(Entries with figure data)
════
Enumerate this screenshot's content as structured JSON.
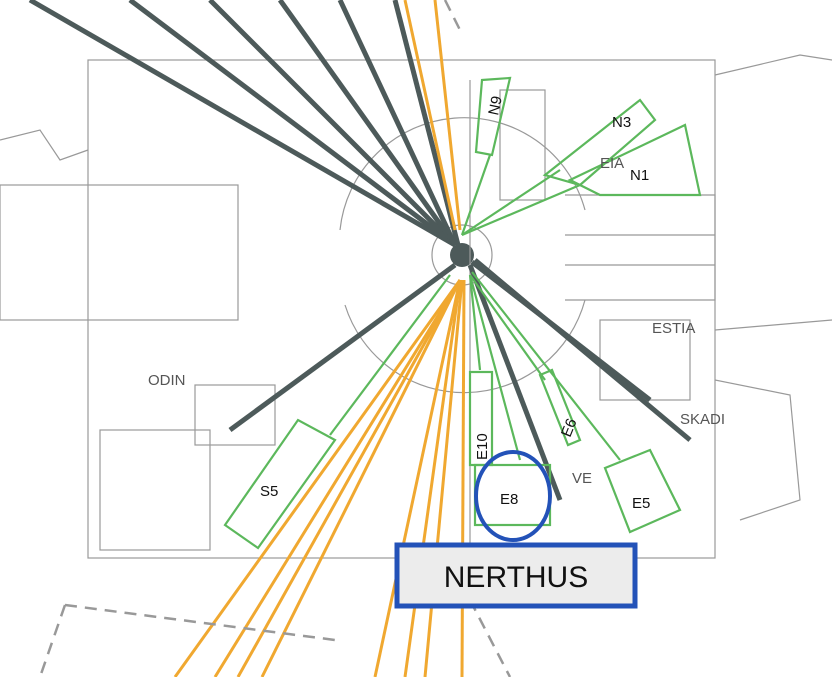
{
  "instruments": [
    "EIA",
    "ESTIA",
    "ODIN",
    "SKADI",
    "VE"
  ],
  "sectors": [
    "N9",
    "N3",
    "N1",
    "E10",
    "E6",
    "E8",
    "E5",
    "S5"
  ],
  "highlight": "NERTHUS"
}
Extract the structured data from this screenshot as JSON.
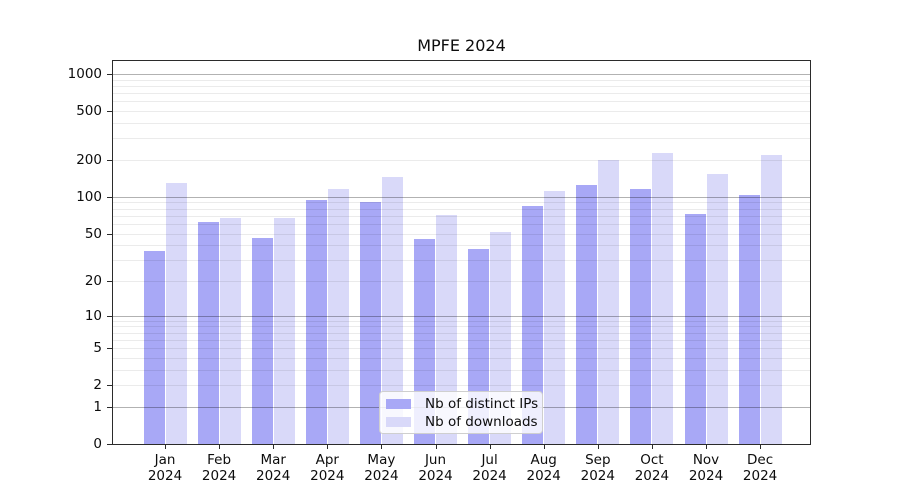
════
Images do not belong in the copy; reproduce all other parts of the records above verbatim.

(THE SOLUTION)
Enumerate this screenshot's content as structured JSON.
{
  "instruments": [
    "EIA",
    "ESTIA",
    "ODIN",
    "SKADI",
    "VE"
  ],
  "sectors": [
    "N9",
    "N3",
    "N1",
    "E10",
    "E6",
    "E8",
    "E5",
    "S5"
  ],
  "highlight": "NERTHUS"
}
Extract the structured data from this screenshot as JSON.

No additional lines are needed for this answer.